> _Records shown_:

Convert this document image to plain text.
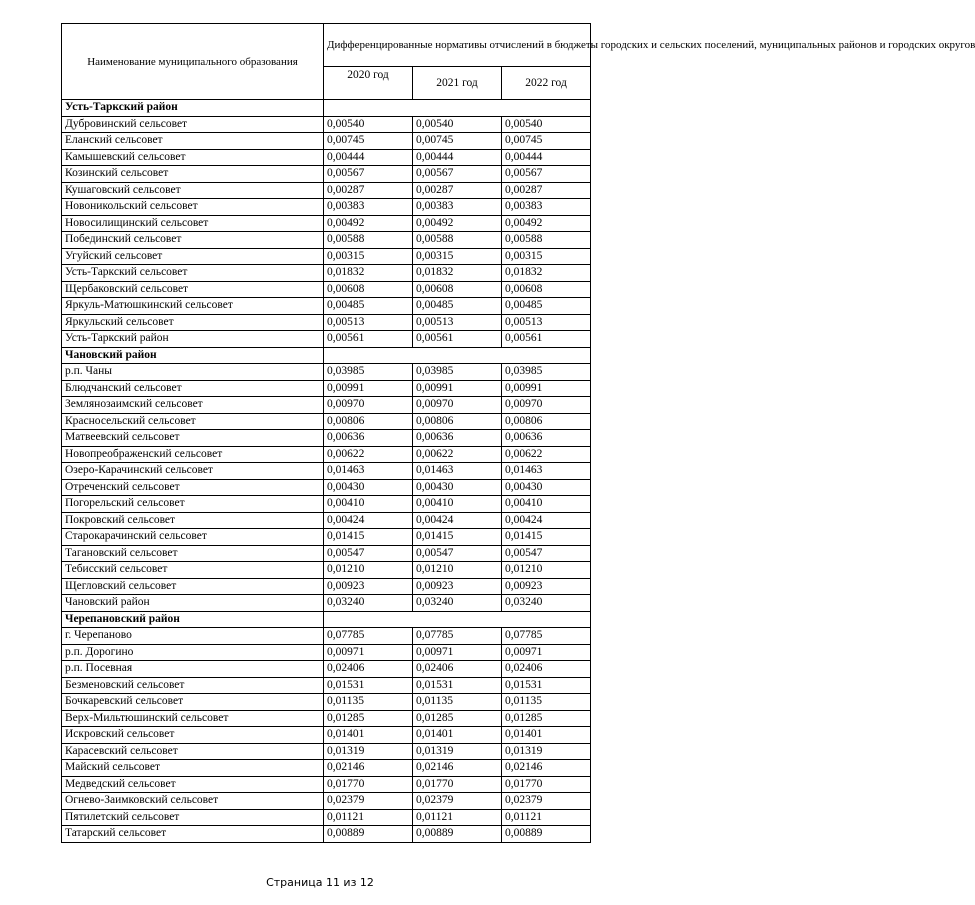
Наименование муниципального образования	Дифференцированные нормативы отчислений в бюджеты городских и сельских поселений, муниципальных районов и городских округов		
	2020 год	2021 год	2022 год
Усть-Таркский район			
Дубровинский сельсовет	0,00540	0,00540	0,00540
Еланский сельсовет	0,00745	0,00745	0,00745
Камышевский сельсовет	0,00444	0,00444	0,00444
Козинский сельсовет	0,00567	0,00567	0,00567
Кушаговский сельсовет	0,00287	0,00287	0,00287
Новоникольский сельсовет	0,00383	0,00383	0,00383
Новосилищинский сельсовет	0,00492	0,00492	0,00492
Побединский сельсовет	0,00588	0,00588	0,00588
Угуйский сельсовет	0,00315	0,00315	0,00315
Усть-Таркский сельсовет	0,01832	0,01832	0,01832
Щербаковский сельсовет	0,00608	0,00608	0,00608
Яркуль-Матюшкинский сельсовет	0,00485	0,00485	0,00485
Яркульский сельсовет	0,00513	0,00513	0,00513
Усть-Таркский район	0,00561	0,00561	0,00561
Чановский район			
р.п. Чаны	0,03985	0,03985	0,03985
Блюдчанский сельсовет	0,00991	0,00991	0,00991
Землянозаимский сельсовет	0,00970	0,00970	0,00970
Красносельский сельсовет	0,00806	0,00806	0,00806
Матвеевский сельсовет	0,00636	0,00636	0,00636
Новопреображенский сельсовет	0,00622	0,00622	0,00622
Озеро-Карачинский сельсовет	0,01463	0,01463	0,01463
Отреченский сельсовет	0,00430	0,00430	0,00430
Погорельский сельсовет	0,00410	0,00410	0,00410
Покровский сельсовет	0,00424	0,00424	0,00424
Старокарачинский сельсовет	0,01415	0,01415	0,01415
Тагановский сельсовет	0,00547	0,00547	0,00547
Тебисский сельсовет	0,01210	0,01210	0,01210
Щегловский сельсовет	0,00923	0,00923	0,00923
Чановский район	0,03240	0,03240	0,03240
Черепановский район			
г. Черепаново	0,07785	0,07785	0,07785
р.п. Дорогино	0,00971	0,00971	0,00971
р.п. Посевная	0,02406	0,02406	0,02406
Безменовский сельсовет	0,01531	0,01531	0,01531
Бочкаревский сельсовет	0,01135	0,01135	0,01135
Верх-Мильтюшинский сельсовет	0,01285	0,01285	0,01285
Искровский сельсовет	0,01401	0,01401	0,01401
Карасевский сельсовет	0,01319	0,01319	0,01319
Майский сельсовет	0,02146	0,02146	0,02146
Медведский сельсовет	0,01770	0,01770	0,01770
Огнево-Заимковский сельсовет	0,02379	0,02379	0,02379
Пятилетский сельсовет	0,01121	0,01121	0,01121
Татарский сельсовет	0,00889	0,00889	0,00889
Страница 11 из 12
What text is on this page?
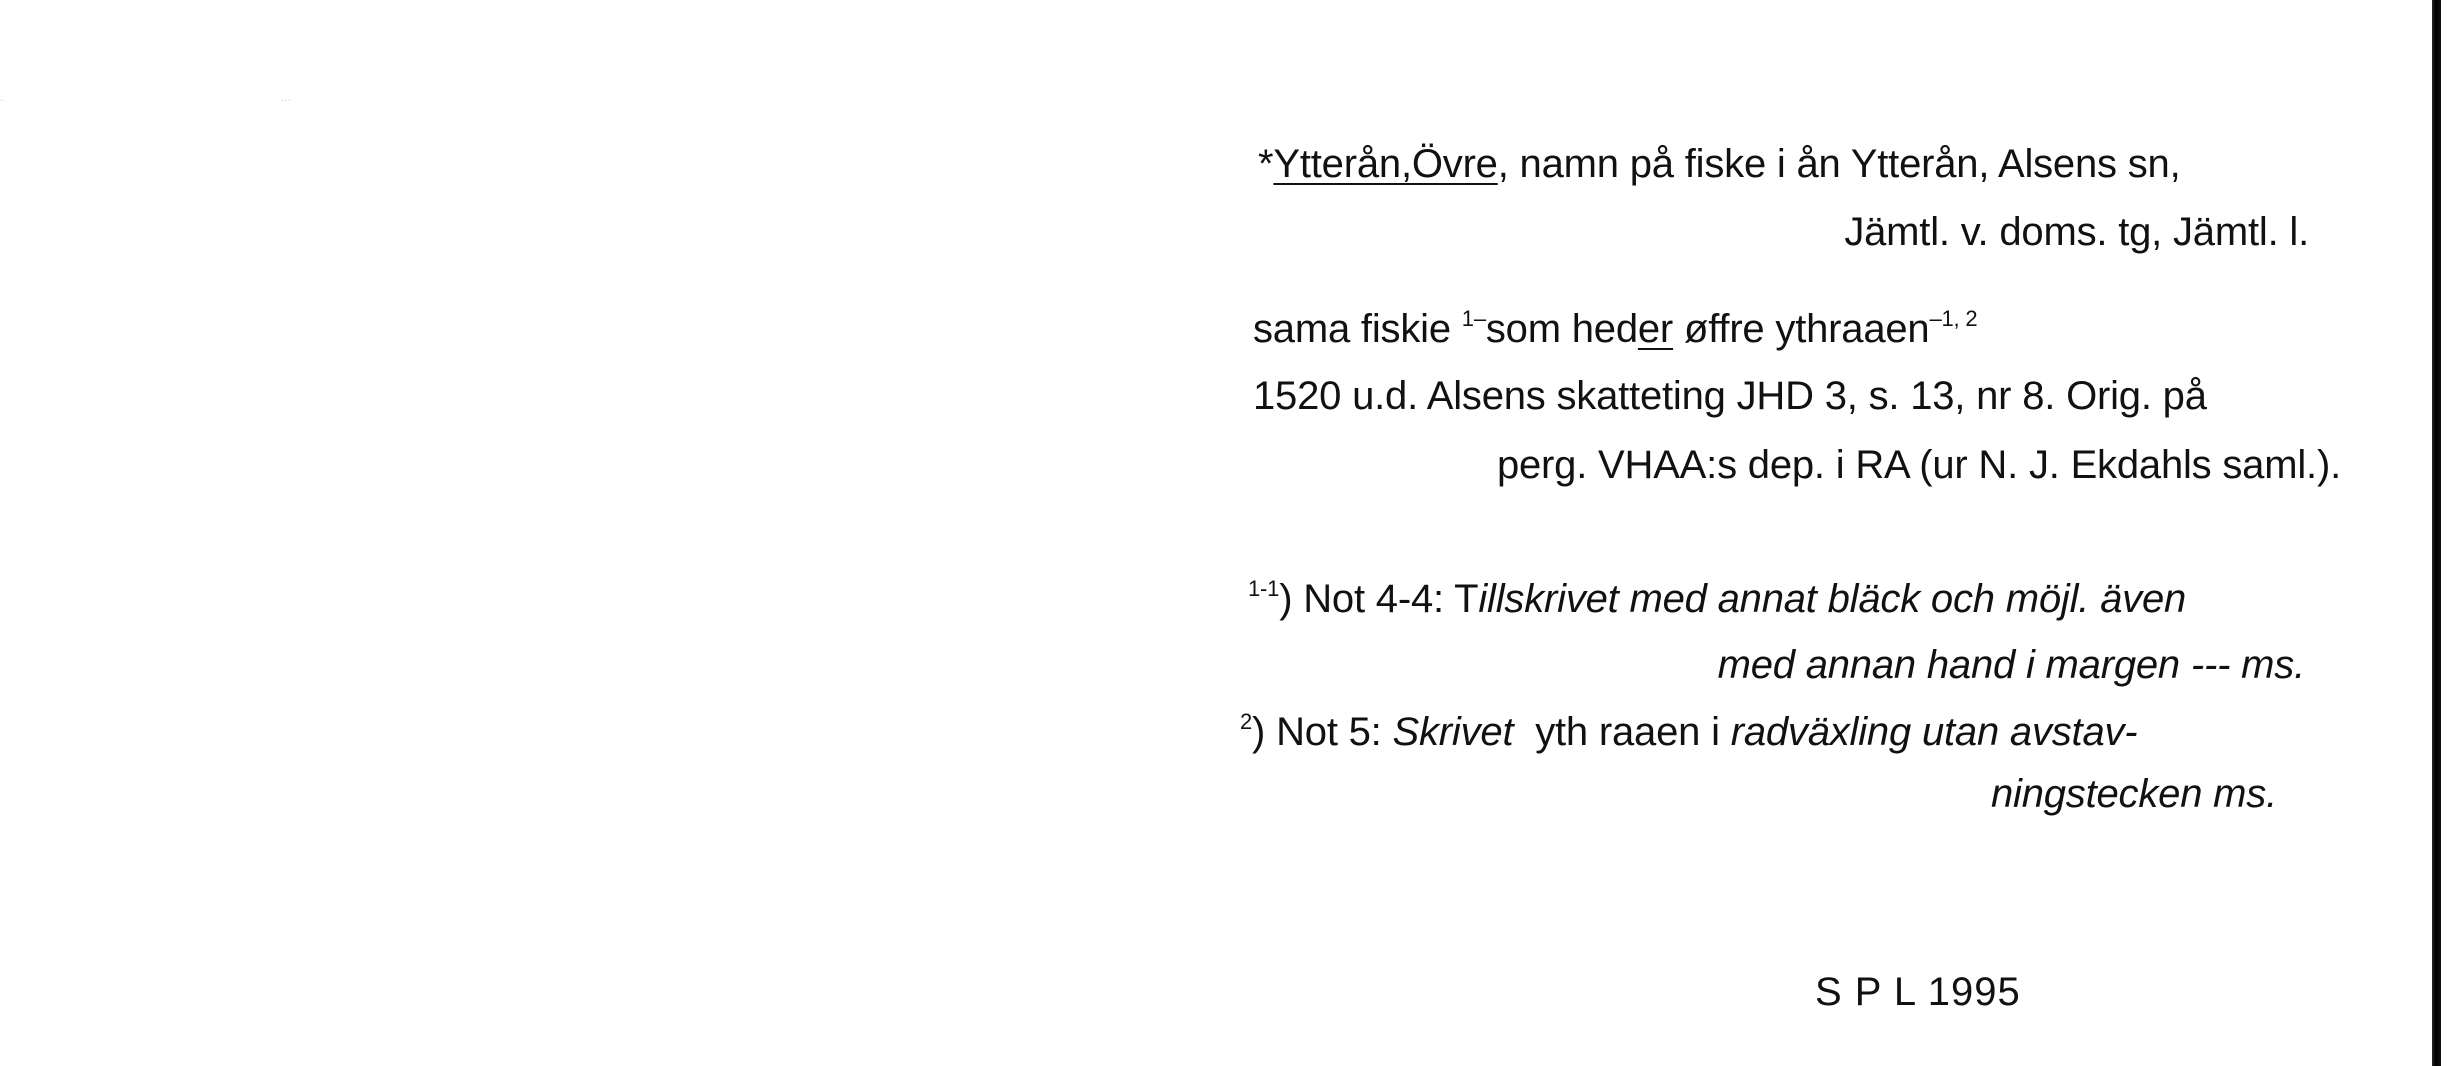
·                                                                                                    ···
*Ytterån,Övre, namn på fiske i ån Ytterån, Alsens sn,
Jämtl. v. doms. tg, Jämtl. l.
sama fiskie $^{1-}$som heder øffre ythraaen$^{-1, 2}$
1520 u.d. Alsens skatteting JHD 3, s. 13, nr 8. Orig. på
perg. VHAA:s dep. i RA (ur N. J. Ekdahls saml.).
$^{1-1}$) Not 4-4: Tillskrivet med annat bläck och möjl. även
med annan hand i margen --- ms.
$^2$) Not 5: Skrivet  yth raaen i radväxling utan avstav-
ningstecken ms.
S P L 1995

> _Job_: In the listing, find each line with the string "Таркский" and copy it.

> _Finished answer_:
Усть-Таркский район			
Усть-Таркский сельсовет	0,01832	0,01832	0,01832
Усть-Таркский район	0,00561	0,00561	0,00561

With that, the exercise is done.